-- start of Excerpted data --

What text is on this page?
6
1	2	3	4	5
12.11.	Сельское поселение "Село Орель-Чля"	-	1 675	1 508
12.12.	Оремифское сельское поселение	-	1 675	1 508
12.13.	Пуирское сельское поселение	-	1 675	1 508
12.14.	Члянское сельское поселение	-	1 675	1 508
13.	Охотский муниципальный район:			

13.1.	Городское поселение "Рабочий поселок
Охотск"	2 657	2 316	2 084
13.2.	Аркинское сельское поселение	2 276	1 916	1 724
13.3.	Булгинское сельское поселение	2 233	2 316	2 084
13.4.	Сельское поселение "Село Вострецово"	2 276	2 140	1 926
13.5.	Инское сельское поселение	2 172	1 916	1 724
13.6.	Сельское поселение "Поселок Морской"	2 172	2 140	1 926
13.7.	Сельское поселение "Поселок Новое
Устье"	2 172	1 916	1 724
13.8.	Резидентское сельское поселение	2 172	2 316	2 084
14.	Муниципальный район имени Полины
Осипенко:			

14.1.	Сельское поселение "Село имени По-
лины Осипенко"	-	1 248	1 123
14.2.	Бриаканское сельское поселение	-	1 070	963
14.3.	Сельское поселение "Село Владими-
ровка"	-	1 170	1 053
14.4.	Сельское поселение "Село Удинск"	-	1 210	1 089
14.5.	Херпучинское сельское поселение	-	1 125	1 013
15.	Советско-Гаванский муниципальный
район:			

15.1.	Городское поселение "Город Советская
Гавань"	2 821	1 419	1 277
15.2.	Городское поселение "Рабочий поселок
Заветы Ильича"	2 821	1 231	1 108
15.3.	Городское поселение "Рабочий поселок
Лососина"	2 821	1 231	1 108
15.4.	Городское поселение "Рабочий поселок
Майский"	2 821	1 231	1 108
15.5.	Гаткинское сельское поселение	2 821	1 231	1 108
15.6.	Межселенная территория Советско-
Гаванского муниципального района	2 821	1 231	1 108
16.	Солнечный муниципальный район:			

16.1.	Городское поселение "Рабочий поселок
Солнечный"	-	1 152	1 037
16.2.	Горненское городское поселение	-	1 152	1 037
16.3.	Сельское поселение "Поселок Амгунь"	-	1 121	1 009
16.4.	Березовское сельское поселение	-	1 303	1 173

-- end of Excerpted data --

→ **Short exercise**: Produce an exact copy of all the records.

→ **Expected output**:
What text is on this page?
6
1	2	3	4	5
12.11.	Сельское поселение "Село Орель-Чля"	-	1 675	1 508
12.12.	Оремифское сельское поселение	-	1 675	1 508
12.13.	Пуирское сельское поселение	-	1 675	1 508
12.14.	Члянское сельское поселение	-	1 675	1 508
13.	Охотский муниципальный район:			

13.1.	Городское поселение "Рабочий поселок
Охотск"	2 657	2 316	2 084
13.2.	Аркинское сельское поселение	2 276	1 916	1 724
13.3.	Булгинское сельское поселение	2 233	2 316	2 084
13.4.	Сельское поселение "Село Вострецово"	2 276	2 140	1 926
13.5.	Инское сельское поселение	2 172	1 916	1 724
13.6.	Сельское поселение "Поселок Морской"	2 172	2 140	1 926
13.7.	Сельское поселение "Поселок Новое
Устье"	2 172	1 916	1 724
13.8.	Резидентское сельское поселение	2 172	2 316	2 084
14.	Муниципальный район имени Полины
Осипенко:			

14.1.	Сельское поселение "Село имени По-
лины Осипенко"	-	1 248	1 123
14.2.	Бриаканское сельское поселение	-	1 070	963
14.3.	Сельское поселение "Село Владими-
ровка"	-	1 170	1 053
14.4.	Сельское поселение "Село Удинск"	-	1 210	1 089
14.5.	Херпучинское сельское поселение	-	1 125	1 013
15.	Советско-Гаванский муниципальный
район:			

15.1.	Городское поселение "Город Советская
Гавань"	2 821	1 419	1 277
15.2.	Городское поселение "Рабочий поселок
Заветы Ильича"	2 821	1 231	1 108
15.3.	Городское поселение "Рабочий поселок
Лососина"	2 821	1 231	1 108
15.4.	Городское поселение "Рабочий поселок
Майский"	2 821	1 231	1 108
15.5.	Гаткинское сельское поселение	2 821	1 231	1 108
15.6.	Межселенная территория Советско-
Гаванского муниципального района	2 821	1 231	1 108
16.	Солнечный муниципальный район:			

16.1.	Городское поселение "Рабочий поселок
Солнечный"	-	1 152	1 037
16.2.	Горненское городское поселение	-	1 152	1 037
16.3.	Сельское поселение "Поселок Амгунь"	-	1 121	1 009
16.4.	Березовское сельское поселение	-	1 303	1 173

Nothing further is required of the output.